## WHAT YOU NEED TO DO
Retype the records below character for character, from their first line up to and including the line with "calendar-day (419, 486, 450, 499)".

-- Start of THE INPUT --

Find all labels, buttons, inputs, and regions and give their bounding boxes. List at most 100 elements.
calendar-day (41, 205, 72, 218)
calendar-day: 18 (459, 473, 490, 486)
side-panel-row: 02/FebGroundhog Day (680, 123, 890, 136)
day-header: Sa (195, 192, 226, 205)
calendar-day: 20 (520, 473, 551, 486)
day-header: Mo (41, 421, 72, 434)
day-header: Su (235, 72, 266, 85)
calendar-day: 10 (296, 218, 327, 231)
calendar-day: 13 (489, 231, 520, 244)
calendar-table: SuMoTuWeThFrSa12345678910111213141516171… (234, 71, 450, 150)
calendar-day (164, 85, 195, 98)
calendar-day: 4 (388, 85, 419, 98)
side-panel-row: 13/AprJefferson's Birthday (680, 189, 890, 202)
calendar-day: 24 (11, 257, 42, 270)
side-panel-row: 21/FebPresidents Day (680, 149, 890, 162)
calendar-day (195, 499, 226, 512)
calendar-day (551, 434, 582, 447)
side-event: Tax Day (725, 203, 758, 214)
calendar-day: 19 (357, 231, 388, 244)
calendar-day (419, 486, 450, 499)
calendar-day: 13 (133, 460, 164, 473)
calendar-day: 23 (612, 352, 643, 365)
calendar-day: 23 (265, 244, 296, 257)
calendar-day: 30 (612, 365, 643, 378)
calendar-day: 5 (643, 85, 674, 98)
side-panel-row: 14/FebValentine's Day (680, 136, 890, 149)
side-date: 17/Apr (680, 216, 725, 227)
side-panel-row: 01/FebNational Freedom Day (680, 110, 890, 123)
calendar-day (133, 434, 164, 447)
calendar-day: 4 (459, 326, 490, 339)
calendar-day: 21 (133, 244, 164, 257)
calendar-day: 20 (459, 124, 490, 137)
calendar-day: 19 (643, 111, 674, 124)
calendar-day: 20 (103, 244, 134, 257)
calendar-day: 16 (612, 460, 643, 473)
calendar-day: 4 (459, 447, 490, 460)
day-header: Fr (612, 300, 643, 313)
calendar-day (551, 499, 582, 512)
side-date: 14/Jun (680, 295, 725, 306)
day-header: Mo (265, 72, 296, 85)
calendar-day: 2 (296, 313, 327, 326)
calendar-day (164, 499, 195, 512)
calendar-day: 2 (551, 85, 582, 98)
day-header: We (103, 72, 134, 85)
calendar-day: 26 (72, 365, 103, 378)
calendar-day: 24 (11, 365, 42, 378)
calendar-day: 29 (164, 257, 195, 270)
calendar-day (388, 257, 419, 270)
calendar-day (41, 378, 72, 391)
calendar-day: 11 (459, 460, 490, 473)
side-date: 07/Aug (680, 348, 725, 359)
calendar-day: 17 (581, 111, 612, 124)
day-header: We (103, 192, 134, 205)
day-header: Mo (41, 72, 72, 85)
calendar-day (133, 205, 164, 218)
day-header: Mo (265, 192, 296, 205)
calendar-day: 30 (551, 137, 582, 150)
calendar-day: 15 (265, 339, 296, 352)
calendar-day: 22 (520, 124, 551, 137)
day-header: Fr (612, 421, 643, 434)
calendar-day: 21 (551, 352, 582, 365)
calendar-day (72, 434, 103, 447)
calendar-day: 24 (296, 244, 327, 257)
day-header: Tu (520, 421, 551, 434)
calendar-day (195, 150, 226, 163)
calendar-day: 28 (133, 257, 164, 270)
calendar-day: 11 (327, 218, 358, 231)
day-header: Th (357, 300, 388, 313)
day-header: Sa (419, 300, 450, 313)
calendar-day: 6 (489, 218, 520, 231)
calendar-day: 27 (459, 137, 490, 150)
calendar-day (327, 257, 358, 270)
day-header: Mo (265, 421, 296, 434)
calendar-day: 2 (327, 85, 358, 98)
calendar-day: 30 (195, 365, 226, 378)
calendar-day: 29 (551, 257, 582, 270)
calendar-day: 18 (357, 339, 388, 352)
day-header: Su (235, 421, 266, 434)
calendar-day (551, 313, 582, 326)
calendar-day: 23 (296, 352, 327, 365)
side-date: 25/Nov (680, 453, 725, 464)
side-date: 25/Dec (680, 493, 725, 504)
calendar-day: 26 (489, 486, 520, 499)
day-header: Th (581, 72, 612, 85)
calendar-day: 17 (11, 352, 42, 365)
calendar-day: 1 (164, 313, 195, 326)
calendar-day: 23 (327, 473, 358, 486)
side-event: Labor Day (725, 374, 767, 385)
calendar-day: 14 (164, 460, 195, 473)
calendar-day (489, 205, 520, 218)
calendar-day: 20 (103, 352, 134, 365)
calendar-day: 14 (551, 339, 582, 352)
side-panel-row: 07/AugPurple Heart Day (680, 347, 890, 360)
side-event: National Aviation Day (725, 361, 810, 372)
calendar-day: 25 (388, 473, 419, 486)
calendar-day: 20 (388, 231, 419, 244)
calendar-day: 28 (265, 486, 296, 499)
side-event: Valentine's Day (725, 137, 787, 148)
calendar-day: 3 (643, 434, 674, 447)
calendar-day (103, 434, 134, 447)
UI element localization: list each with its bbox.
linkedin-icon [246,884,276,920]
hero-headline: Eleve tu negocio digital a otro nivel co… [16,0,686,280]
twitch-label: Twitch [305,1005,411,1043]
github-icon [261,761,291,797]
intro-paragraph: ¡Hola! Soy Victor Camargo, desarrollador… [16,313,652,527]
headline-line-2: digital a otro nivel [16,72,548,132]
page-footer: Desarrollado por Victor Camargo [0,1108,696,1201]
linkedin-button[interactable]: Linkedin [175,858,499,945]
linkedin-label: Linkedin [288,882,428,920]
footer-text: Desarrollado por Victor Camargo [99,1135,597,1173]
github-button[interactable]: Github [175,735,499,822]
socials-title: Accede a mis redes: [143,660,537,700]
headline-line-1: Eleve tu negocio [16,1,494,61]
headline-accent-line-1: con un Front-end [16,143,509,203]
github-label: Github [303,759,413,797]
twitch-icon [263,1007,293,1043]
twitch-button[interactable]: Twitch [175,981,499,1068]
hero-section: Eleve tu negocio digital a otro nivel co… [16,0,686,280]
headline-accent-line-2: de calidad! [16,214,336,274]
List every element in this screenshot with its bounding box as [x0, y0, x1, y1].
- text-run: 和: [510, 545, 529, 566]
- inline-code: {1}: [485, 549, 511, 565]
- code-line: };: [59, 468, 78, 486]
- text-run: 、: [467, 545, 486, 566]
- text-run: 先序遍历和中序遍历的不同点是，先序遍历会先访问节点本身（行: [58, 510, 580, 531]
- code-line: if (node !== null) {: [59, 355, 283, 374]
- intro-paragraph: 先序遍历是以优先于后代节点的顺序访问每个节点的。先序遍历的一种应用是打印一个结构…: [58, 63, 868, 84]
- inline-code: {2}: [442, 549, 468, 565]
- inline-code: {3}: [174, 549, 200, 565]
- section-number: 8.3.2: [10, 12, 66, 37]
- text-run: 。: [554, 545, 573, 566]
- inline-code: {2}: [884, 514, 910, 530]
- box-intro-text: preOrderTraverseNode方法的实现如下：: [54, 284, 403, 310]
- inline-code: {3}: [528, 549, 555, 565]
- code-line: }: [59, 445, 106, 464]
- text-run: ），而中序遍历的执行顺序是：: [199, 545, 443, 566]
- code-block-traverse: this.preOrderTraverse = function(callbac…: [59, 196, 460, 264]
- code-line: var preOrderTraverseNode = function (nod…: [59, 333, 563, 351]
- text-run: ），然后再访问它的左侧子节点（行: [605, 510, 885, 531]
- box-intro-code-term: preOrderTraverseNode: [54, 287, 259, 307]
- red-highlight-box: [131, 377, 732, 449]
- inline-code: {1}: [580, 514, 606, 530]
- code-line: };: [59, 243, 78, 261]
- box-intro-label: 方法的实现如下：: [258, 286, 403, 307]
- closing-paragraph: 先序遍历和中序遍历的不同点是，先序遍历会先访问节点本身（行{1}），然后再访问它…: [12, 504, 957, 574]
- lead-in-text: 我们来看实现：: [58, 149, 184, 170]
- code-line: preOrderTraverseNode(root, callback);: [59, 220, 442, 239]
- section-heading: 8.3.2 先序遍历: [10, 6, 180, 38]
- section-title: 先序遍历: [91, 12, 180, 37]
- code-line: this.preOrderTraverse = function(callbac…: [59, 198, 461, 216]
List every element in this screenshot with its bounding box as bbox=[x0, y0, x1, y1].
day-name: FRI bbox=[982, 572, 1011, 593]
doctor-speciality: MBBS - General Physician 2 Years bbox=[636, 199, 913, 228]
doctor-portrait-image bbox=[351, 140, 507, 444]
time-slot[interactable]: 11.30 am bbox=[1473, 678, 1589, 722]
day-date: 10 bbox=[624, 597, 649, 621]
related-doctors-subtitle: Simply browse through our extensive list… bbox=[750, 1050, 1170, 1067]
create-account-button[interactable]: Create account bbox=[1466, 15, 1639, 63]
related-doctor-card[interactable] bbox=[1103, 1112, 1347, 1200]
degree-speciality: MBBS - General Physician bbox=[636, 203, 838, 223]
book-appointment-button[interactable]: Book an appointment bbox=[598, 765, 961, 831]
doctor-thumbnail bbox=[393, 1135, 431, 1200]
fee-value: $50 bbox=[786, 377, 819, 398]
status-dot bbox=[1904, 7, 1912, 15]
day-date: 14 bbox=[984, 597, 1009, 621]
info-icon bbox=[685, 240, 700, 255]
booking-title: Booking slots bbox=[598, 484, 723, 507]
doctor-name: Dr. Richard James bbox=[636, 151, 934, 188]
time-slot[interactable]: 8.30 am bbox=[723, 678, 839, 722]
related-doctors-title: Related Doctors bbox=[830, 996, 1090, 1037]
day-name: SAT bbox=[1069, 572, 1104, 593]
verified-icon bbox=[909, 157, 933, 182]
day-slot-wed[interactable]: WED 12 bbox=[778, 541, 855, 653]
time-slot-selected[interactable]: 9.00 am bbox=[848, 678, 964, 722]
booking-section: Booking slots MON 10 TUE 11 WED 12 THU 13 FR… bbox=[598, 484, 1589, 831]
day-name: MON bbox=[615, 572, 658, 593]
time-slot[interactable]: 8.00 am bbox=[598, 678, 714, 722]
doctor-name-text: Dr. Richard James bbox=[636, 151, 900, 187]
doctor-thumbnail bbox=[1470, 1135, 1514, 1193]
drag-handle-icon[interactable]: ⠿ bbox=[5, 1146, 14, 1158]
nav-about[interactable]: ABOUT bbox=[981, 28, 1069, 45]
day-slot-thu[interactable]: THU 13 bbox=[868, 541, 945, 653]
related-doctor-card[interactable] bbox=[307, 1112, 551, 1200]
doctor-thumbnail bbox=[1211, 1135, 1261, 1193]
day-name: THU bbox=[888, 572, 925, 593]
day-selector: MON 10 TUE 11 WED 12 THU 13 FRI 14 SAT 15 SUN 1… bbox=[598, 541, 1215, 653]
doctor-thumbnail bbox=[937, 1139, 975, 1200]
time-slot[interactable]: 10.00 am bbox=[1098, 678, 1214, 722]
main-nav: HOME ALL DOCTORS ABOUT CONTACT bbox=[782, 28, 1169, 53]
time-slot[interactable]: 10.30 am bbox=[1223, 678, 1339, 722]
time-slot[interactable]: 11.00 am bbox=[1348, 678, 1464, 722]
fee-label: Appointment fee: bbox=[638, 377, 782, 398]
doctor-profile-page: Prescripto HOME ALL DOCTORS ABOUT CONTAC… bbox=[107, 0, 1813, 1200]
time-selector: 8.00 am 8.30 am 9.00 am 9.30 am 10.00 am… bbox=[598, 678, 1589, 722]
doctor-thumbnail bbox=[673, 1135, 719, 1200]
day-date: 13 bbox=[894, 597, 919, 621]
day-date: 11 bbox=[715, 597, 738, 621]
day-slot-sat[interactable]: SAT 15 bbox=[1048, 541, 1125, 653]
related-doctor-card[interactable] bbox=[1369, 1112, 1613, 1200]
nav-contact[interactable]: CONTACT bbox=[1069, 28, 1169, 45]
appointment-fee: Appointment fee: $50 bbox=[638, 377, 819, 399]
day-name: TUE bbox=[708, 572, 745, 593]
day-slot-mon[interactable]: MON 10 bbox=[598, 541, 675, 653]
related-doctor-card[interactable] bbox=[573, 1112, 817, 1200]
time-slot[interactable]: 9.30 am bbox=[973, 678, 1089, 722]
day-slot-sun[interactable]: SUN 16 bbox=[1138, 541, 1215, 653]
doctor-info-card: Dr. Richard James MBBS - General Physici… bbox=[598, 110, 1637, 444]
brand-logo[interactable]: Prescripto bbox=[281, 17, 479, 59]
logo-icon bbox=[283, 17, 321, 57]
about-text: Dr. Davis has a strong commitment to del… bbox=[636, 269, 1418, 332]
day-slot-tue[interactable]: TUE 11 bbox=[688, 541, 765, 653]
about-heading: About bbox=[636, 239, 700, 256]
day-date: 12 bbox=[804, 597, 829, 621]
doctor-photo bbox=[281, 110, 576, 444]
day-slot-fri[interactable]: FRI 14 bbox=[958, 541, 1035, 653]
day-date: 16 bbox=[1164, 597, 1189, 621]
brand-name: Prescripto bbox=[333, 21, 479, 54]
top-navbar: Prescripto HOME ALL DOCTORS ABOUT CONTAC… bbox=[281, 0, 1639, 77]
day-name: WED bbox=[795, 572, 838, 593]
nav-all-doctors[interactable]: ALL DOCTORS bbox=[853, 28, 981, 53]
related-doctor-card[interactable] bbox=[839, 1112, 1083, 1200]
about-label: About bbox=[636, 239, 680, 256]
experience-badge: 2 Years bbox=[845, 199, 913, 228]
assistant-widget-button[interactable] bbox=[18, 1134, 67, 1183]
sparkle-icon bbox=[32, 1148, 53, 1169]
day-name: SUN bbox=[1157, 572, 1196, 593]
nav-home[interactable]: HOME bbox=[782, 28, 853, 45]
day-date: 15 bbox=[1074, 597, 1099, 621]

-- End of THE INPUT --

## WRITTEN ANSWER
Find all labels, buttons, inputs, and regions and give their bounding boxes. List at most 100 elements.
calendar-day (41, 205, 72, 218)
calendar-day: 18 (459, 473, 490, 486)
side-panel-row: 02/FebGroundhog Day (680, 123, 890, 136)
day-header: Sa (195, 192, 226, 205)
calendar-day: 20 (520, 473, 551, 486)
day-header: Mo (41, 421, 72, 434)
day-header: Su (235, 72, 266, 85)
calendar-day: 10 (296, 218, 327, 231)
calendar-day: 13 (489, 231, 520, 244)
calendar-table: SuMoTuWeThFrSa12345678910111213141516171… (234, 71, 450, 150)
calendar-day (164, 85, 195, 98)
calendar-day: 4 (388, 85, 419, 98)
side-panel-row: 13/AprJefferson's Birthday (680, 189, 890, 202)
calendar-day: 24 (11, 257, 42, 270)
side-panel-row: 21/FebPresidents Day (680, 149, 890, 162)
calendar-day (195, 499, 226, 512)
calendar-day (551, 434, 582, 447)
side-event: Tax Day (725, 203, 758, 214)
calendar-day: 19 (357, 231, 388, 244)
calendar-day (419, 486, 450, 499)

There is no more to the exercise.